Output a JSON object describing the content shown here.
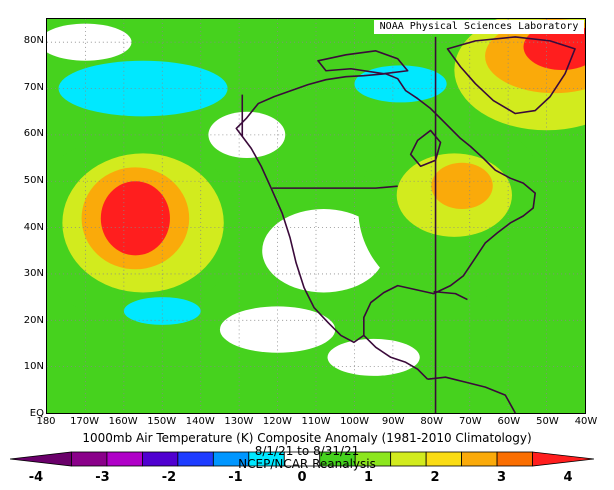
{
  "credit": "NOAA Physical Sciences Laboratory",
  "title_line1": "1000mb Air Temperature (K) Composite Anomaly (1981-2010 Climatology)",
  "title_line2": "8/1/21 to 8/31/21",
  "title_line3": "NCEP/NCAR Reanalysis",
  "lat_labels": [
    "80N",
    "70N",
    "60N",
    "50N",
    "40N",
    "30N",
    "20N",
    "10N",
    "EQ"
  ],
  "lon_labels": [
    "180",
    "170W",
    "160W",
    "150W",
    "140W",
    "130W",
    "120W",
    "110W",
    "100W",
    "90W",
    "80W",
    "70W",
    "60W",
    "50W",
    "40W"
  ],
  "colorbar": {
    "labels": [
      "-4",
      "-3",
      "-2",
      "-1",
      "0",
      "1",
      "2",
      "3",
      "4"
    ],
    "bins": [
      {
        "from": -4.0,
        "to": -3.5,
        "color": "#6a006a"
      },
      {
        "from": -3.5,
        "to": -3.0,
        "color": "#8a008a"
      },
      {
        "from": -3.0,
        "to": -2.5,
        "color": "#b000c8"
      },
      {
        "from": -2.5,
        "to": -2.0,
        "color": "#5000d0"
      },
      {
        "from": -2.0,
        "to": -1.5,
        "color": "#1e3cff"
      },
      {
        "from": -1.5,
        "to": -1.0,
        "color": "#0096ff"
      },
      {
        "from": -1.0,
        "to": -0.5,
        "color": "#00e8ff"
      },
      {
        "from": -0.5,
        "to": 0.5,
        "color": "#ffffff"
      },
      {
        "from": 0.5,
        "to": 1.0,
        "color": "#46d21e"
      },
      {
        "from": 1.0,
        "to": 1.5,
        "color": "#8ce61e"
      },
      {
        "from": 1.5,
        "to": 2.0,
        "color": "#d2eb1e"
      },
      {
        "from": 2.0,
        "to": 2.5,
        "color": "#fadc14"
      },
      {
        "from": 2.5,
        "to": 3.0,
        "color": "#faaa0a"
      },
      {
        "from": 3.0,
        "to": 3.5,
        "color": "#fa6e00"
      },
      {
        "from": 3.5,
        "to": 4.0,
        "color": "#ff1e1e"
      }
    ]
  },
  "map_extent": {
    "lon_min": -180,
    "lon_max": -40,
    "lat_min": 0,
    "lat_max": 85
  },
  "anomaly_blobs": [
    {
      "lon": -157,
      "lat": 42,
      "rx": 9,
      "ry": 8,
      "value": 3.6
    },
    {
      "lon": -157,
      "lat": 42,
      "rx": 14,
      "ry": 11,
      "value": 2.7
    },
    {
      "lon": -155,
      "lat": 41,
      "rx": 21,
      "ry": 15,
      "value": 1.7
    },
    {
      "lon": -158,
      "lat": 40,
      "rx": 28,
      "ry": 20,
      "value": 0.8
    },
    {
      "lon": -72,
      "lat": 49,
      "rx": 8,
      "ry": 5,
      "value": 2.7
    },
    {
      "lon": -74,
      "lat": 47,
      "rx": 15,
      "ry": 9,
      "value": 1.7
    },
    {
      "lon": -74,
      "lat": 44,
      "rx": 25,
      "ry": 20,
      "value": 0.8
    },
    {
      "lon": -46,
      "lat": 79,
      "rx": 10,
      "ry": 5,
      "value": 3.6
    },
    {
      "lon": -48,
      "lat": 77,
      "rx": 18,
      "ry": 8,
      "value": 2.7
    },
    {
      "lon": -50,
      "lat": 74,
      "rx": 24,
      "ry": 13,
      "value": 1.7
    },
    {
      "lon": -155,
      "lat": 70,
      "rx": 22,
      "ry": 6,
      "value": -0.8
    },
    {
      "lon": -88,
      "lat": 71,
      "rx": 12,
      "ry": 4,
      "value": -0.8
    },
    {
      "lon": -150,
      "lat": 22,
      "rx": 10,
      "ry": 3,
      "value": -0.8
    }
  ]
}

-- -- --

* Task directions
Repeat all of the records verbatim, leaving out the pictures.

* Output below
Output a JSON object describing the content shown here.
{
  "credit": "NOAA Physical Sciences Laboratory",
  "title_line1": "1000mb Air Temperature (K) Composite Anomaly (1981-2010 Climatology)",
  "title_line2": "8/1/21 to 8/31/21",
  "title_line3": "NCEP/NCAR Reanalysis",
  "lat_labels": [
    "80N",
    "70N",
    "60N",
    "50N",
    "40N",
    "30N",
    "20N",
    "10N",
    "EQ"
  ],
  "lon_labels": [
    "180",
    "170W",
    "160W",
    "150W",
    "140W",
    "130W",
    "120W",
    "110W",
    "100W",
    "90W",
    "80W",
    "70W",
    "60W",
    "50W",
    "40W"
  ],
  "colorbar": {
    "labels": [
      "-4",
      "-3",
      "-2",
      "-1",
      "0",
      "1",
      "2",
      "3",
      "4"
    ],
    "bins": [
      {
        "from": -4.0,
        "to": -3.5,
        "color": "#6a006a"
      },
      {
        "from": -3.5,
        "to": -3.0,
        "color": "#8a008a"
      },
      {
        "from": -3.0,
        "to": -2.5,
        "color": "#b000c8"
      },
      {
        "from": -2.5,
        "to": -2.0,
        "color": "#5000d0"
      },
      {
        "from": -2.0,
        "to": -1.5,
        "color": "#1e3cff"
      },
      {
        "from": -1.5,
        "to": -1.0,
        "color": "#0096ff"
      },
      {
        "from": -1.0,
        "to": -0.5,
        "color": "#00e8ff"
      },
      {
        "from": -0.5,
        "to": 0.5,
        "color": "#ffffff"
      },
      {
        "from": 0.5,
        "to": 1.0,
        "color": "#46d21e"
      },
      {
        "from": 1.0,
        "to": 1.5,
        "color": "#8ce61e"
      },
      {
        "from": 1.5,
        "to": 2.0,
        "color": "#d2eb1e"
      },
      {
        "from": 2.0,
        "to": 2.5,
        "color": "#fadc14"
      },
      {
        "from": 2.5,
        "to": 3.0,
        "color": "#faaa0a"
      },
      {
        "from": 3.0,
        "to": 3.5,
        "color": "#fa6e00"
      },
      {
        "from": 3.5,
        "to": 4.0,
        "color": "#ff1e1e"
      }
    ]
  },
  "map_extent": {
    "lon_min": -180,
    "lon_max": -40,
    "lat_min": 0,
    "lat_max": 85
  },
  "anomaly_blobs": [
    {
      "lon": -157,
      "lat": 42,
      "rx": 9,
      "ry": 8,
      "value": 3.6
    },
    {
      "lon": -157,
      "lat": 42,
      "rx": 14,
      "ry": 11,
      "value": 2.7
    },
    {
      "lon": -155,
      "lat": 41,
      "rx": 21,
      "ry": 15,
      "value": 1.7
    },
    {
      "lon": -158,
      "lat": 40,
      "rx": 28,
      "ry": 20,
      "value": 0.8
    },
    {
      "lon": -72,
      "lat": 49,
      "rx": 8,
      "ry": 5,
      "value": 2.7
    },
    {
      "lon": -74,
      "lat": 47,
      "rx": 15,
      "ry": 9,
      "value": 1.7
    },
    {
      "lon": -74,
      "lat": 44,
      "rx": 25,
      "ry": 20,
      "value": 0.8
    },
    {
      "lon": -46,
      "lat": 79,
      "rx": 10,
      "ry": 5,
      "value": 3.6
    },
    {
      "lon": -48,
      "lat": 77,
      "rx": 18,
      "ry": 8,
      "value": 2.7
    },
    {
      "lon": -50,
      "lat": 74,
      "rx": 24,
      "ry": 13,
      "value": 1.7
    },
    {
      "lon": -155,
      "lat": 70,
      "rx": 22,
      "ry": 6,
      "value": -0.8
    },
    {
      "lon": -88,
      "lat": 71,
      "rx": 12,
      "ry": 4,
      "value": -0.8
    },
    {
      "lon": -150,
      "lat": 22,
      "rx": 10,
      "ry": 3,
      "value": -0.8
    }
  ]
}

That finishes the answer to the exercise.